Exercise task:
From the entries below, copy out every line with "MPRT" in it.

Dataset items

***

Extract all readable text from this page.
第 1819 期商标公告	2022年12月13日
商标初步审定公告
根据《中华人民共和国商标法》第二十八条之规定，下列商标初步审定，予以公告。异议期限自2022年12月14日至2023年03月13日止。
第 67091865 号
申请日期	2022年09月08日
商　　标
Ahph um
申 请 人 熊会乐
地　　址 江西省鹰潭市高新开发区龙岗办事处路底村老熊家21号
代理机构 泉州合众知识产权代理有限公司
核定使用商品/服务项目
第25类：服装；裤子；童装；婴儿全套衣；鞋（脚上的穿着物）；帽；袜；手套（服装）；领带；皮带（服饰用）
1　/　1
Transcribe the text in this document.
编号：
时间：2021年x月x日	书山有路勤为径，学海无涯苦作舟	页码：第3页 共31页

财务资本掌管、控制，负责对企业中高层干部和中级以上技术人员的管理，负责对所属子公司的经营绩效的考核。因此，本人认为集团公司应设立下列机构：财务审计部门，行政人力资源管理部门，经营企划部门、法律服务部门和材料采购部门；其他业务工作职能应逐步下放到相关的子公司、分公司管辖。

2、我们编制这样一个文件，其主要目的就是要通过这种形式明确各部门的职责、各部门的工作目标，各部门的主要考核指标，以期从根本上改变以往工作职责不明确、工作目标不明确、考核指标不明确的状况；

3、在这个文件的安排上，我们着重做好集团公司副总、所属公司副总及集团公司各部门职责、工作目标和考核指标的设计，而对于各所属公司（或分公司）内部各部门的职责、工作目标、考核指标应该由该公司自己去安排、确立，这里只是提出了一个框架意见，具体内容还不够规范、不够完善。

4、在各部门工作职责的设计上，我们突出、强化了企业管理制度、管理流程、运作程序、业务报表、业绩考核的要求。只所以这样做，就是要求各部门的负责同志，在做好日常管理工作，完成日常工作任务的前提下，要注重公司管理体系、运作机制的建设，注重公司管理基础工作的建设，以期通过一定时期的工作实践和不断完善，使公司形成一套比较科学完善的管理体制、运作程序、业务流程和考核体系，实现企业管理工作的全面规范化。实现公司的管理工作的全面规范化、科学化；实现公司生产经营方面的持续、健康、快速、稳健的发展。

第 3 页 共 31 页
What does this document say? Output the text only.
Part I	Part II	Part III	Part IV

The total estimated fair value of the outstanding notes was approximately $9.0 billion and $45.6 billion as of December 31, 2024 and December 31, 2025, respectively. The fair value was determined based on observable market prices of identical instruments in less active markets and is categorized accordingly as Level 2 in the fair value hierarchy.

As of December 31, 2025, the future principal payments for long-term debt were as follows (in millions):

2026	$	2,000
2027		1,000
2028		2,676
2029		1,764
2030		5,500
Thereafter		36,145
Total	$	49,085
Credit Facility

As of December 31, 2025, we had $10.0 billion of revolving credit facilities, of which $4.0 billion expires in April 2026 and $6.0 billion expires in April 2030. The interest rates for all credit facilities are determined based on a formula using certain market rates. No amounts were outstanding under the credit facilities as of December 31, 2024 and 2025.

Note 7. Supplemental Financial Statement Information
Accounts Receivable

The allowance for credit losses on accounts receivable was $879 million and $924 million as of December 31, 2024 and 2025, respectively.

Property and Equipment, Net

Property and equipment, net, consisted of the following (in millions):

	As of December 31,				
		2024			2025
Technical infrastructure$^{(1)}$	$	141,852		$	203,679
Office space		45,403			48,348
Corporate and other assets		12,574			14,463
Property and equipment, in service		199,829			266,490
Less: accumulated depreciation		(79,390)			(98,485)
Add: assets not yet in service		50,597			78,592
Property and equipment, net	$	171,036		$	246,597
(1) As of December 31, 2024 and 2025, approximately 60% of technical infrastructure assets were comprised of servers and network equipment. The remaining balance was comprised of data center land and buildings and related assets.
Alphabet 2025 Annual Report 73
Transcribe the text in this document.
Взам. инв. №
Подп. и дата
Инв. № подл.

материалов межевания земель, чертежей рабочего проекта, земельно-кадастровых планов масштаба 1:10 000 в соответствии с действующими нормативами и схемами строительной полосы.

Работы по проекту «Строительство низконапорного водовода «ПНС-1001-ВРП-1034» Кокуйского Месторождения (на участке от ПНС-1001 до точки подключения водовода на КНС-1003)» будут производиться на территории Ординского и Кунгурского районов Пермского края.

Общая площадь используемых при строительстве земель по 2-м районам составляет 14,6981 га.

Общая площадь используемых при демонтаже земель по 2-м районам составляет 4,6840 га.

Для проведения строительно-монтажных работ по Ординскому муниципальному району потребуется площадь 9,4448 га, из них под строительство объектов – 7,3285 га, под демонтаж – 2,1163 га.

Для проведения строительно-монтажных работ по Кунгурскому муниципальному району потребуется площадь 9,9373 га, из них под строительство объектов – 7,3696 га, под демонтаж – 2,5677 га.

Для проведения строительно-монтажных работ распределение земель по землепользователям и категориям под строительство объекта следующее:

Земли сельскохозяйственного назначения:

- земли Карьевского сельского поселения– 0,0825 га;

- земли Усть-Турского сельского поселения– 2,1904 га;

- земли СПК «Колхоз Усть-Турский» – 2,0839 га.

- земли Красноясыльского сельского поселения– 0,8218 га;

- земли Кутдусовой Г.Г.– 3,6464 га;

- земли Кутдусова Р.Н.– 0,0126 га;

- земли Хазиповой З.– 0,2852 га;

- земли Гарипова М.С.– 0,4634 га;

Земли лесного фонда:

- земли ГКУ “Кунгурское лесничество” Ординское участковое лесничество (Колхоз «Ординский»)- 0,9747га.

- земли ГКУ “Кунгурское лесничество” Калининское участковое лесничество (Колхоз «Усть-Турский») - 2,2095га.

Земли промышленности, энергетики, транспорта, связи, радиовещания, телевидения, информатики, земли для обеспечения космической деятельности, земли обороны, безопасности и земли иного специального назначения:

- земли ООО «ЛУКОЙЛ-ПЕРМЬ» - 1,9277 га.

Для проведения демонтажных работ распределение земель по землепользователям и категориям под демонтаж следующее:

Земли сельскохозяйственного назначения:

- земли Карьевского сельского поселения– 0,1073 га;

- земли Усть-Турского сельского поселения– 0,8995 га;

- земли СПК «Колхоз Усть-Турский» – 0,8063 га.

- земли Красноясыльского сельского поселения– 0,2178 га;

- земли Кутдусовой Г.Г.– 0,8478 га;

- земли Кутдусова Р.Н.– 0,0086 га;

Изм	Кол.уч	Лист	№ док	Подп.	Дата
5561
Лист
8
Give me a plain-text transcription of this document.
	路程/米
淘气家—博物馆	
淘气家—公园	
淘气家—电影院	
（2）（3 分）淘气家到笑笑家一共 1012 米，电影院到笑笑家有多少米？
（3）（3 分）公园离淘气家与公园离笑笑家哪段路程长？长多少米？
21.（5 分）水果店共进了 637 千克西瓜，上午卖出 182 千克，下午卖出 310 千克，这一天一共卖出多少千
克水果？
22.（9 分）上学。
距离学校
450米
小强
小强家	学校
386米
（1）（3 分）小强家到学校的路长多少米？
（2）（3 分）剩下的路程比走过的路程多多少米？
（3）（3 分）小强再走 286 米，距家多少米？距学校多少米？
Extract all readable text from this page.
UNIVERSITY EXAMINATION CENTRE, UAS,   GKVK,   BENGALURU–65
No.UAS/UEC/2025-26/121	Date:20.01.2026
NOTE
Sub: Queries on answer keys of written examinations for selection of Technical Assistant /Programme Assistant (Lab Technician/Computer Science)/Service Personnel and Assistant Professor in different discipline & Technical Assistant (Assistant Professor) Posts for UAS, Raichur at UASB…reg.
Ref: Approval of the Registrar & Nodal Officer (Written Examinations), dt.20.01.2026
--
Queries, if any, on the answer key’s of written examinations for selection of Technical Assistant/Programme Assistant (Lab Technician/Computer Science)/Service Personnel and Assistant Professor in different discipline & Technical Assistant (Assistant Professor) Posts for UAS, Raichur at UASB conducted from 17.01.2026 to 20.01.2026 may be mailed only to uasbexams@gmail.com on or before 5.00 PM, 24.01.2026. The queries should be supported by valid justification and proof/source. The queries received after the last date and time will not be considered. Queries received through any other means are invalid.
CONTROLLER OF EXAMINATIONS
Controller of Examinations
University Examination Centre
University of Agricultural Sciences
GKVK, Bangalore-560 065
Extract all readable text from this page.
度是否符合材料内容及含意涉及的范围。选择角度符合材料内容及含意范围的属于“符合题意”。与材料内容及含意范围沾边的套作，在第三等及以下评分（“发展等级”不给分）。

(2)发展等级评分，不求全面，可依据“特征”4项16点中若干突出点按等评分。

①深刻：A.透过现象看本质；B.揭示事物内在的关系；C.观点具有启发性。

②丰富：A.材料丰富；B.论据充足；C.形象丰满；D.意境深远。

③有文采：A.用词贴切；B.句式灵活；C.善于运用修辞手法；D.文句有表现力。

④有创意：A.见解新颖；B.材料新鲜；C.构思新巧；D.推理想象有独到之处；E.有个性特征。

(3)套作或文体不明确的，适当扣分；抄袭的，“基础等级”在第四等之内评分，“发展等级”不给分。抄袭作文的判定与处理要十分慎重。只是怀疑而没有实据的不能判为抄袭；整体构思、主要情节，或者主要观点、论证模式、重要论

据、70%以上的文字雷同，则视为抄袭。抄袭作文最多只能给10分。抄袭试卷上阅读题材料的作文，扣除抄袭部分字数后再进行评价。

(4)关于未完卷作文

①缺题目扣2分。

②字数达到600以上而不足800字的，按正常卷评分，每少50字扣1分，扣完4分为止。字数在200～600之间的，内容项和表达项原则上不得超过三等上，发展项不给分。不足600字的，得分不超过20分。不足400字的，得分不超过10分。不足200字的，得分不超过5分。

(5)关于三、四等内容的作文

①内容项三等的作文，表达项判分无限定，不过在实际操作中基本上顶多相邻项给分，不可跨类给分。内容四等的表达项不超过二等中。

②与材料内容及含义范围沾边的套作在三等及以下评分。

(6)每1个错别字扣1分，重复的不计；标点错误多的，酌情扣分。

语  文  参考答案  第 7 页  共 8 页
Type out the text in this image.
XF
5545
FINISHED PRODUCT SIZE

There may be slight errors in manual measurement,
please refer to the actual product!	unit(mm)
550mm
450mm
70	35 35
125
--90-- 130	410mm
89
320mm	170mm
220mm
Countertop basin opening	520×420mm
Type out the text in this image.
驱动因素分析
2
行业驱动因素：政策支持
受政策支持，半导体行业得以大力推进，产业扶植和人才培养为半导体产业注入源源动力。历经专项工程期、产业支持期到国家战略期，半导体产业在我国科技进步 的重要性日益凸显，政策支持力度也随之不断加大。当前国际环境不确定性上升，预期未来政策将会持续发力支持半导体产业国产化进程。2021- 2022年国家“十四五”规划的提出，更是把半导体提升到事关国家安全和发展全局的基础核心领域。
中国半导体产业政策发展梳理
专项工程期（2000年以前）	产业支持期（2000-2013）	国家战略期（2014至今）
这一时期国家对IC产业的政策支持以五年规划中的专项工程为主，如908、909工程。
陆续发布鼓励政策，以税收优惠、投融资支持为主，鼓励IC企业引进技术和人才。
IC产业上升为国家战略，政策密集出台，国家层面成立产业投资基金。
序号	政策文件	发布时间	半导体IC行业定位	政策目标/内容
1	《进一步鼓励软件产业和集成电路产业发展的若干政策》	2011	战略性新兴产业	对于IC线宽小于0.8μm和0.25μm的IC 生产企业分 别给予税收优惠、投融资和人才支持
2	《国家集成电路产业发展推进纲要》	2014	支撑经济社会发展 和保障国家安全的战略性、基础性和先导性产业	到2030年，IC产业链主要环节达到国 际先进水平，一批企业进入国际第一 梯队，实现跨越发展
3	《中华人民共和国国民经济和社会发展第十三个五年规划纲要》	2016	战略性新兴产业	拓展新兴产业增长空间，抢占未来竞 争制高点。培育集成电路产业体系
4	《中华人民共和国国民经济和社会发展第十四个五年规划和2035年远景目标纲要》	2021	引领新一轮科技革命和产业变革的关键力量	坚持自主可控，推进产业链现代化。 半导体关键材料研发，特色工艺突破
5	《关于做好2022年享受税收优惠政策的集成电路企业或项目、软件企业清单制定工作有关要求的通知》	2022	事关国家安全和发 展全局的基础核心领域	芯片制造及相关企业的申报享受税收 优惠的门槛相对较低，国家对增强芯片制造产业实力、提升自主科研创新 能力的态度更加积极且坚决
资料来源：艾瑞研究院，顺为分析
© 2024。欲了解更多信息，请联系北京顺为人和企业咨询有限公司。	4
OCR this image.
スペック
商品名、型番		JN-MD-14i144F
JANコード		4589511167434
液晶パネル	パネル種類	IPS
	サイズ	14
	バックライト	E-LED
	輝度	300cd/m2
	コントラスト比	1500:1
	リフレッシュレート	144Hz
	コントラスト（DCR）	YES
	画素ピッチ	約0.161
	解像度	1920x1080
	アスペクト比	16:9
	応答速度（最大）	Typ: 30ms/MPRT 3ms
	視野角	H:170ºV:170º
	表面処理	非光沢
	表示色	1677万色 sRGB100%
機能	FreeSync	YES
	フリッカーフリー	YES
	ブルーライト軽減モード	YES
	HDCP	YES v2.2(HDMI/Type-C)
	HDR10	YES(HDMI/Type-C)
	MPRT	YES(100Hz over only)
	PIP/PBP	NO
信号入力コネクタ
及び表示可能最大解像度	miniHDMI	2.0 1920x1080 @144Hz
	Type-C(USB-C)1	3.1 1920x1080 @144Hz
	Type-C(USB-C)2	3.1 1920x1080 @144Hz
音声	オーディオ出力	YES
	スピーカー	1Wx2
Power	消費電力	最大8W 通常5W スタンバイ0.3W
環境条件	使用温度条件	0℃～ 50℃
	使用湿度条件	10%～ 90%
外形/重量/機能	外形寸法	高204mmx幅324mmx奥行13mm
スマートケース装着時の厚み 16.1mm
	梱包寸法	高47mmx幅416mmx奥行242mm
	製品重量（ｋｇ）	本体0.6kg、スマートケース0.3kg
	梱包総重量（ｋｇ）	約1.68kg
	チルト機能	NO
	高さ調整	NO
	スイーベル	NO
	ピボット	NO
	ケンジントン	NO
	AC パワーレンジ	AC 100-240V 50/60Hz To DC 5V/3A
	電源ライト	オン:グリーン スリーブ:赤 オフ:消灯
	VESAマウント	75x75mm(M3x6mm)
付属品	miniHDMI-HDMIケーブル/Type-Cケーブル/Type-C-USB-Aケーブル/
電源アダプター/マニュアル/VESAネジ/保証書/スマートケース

***

Result for this exercise:
	応答速度（最大）	Typ: 30ms/MPRT 3ms
	MPRT	YES(100Hz over only)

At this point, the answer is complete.